Problem description → Copy out every record precisely.
### Rows
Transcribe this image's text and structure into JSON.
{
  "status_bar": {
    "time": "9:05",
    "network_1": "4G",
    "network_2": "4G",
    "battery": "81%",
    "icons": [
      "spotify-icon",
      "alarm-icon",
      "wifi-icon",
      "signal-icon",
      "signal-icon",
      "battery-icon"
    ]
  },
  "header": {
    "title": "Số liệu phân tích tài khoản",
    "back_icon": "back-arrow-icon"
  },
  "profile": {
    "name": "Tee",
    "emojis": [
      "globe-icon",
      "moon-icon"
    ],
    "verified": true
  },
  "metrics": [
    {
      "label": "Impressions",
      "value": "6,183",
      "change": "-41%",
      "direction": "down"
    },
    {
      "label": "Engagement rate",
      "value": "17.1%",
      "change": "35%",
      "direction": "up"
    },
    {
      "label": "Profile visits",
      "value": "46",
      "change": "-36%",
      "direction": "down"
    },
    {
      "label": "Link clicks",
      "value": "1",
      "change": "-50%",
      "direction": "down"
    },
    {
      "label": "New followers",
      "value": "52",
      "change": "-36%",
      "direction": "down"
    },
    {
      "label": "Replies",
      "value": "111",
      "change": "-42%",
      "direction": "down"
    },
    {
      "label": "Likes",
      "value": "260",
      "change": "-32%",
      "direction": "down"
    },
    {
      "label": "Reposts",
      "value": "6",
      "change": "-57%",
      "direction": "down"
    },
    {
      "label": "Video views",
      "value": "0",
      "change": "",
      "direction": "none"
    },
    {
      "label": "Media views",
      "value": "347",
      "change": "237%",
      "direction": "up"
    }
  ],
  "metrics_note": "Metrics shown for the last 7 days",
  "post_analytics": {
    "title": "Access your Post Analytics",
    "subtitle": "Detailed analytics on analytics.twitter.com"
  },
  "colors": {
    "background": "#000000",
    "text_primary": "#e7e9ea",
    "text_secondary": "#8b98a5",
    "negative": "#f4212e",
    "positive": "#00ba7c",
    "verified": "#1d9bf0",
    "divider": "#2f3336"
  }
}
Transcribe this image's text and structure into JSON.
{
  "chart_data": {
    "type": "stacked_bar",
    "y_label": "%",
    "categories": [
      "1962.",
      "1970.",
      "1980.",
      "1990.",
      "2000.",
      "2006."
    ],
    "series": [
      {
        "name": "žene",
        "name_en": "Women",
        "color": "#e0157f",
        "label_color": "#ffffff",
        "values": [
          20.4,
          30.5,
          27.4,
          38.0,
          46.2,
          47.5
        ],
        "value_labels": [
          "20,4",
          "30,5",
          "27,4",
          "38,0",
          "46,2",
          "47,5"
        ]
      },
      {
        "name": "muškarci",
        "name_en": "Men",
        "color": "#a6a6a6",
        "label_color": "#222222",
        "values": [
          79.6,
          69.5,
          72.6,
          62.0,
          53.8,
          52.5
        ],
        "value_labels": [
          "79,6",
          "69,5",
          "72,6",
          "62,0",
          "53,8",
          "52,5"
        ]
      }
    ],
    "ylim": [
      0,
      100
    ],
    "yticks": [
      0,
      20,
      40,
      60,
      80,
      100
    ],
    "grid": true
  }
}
######
The response →
Transcribe this image's text and structure into JSON.
{
  "status_bar": {
    "time": "9:05",
    "network_1": "4G",
    "network_2": "4G",
    "battery": "81%",
    "icons": [
      "spotify-icon",
      "alarm-icon",
      "wifi-icon",
      "signal-icon",
      "signal-icon",
      "battery-icon"
    ]
  },
  "header": {
    "title": "Số liệu phân tích tài khoản",
    "back_icon": "back-arrow-icon"
  },
  "profile": {
    "name": "Tee",
    "emojis": [
      "globe-icon",
      "moon-icon"
    ],
    "verified": true
  },
  "metrics": [
    {
      "label": "Impressions",
      "value": "6,183",
      "change": "-41%",
      "direction": "down"
    },
    {
      "label": "Engagement rate",
      "value": "17.1%",
      "change": "35%",
      "direction": "up"
    },
    {
      "label": "Profile visits",
      "value": "46",
      "change": "-36%",
      "direction": "down"
    },
    {
      "label": "Link clicks",
      "value": "1",
      "change": "-50%",
      "direction": "down"
    },
    {
      "label": "New followers",
      "value": "52",
      "change": "-36%",
      "direction": "down"
    },
    {
      "label": "Replies",
      "value": "111",
      "change": "-42%",
      "direction": "down"
    },
    {
      "label": "Likes",
      "value": "260",
      "change": "-32%",
      "direction": "down"
    },
    {
      "label": "Reposts",
      "value": "6",
      "change": "-57%",
      "direction": "down"
    },
    {
      "label": "Video views",
      "value": "0",
      "change": "",
      "direction": "none"
    },
    {
      "label": "Media views",
      "value": "347",
      "change": "237%",
      "direction": "up"
    }
  ],
  "metrics_note": "Metrics shown for the last 7 days",
  "post_analytics": {
    "title": "Access your Post Analytics",
    "subtitle": "Detailed analytics on analytics.twitter.com"
  },
  "colors": {
    "background": "#000000",
    "text_primary": "#e7e9ea",
    "text_secondary": "#8b98a5",
    "negative": "#f4212e",
    "positive": "#00ba7c",
    "verified": "#1d9bf0",
    "divider": "#2f3336"
  }
}
Transcribe this image's text and structure into JSON.
{
  "chart_data": {
    "type": "stacked_bar",
    "y_label": "%",
    "categories": [
      "1962.",
      "1970.",
      "1980.",
      "1990.",
      "2000.",
      "2006."
    ],
    "series": [
      {
        "name": "žene",
        "name_en": "Women",
        "color": "#e0157f",
        "label_color": "#ffffff",
        "values": [
          20.4,
          30.5,
          27.4,
          38.0,
          46.2,
          47.5
        ],
        "value_labels": [
          "20,4",
          "30,5",
          "27,4",
          "38,0",
          "46,2",
          "47,5"
        ]
      },
      {
        "name": "muškarci",
        "name_en": "Men",
        "color": "#a6a6a6",
        "label_color": "#222222",
        "values": [
          79.6,
          69.5,
          72.6,
          62.0,
          53.8,
          52.5
        ],
        "value_labels": [
          "79,6",
          "69,5",
          "72,6",
          "62,0",
          "53,8",
          "52,5"
        ]
      }
    ],
    "ylim": [
      0,
      100
    ],
    "yticks": [
      0,
      20,
      40,
      60,
      80,
      100
    ],
    "grid": true
  }
}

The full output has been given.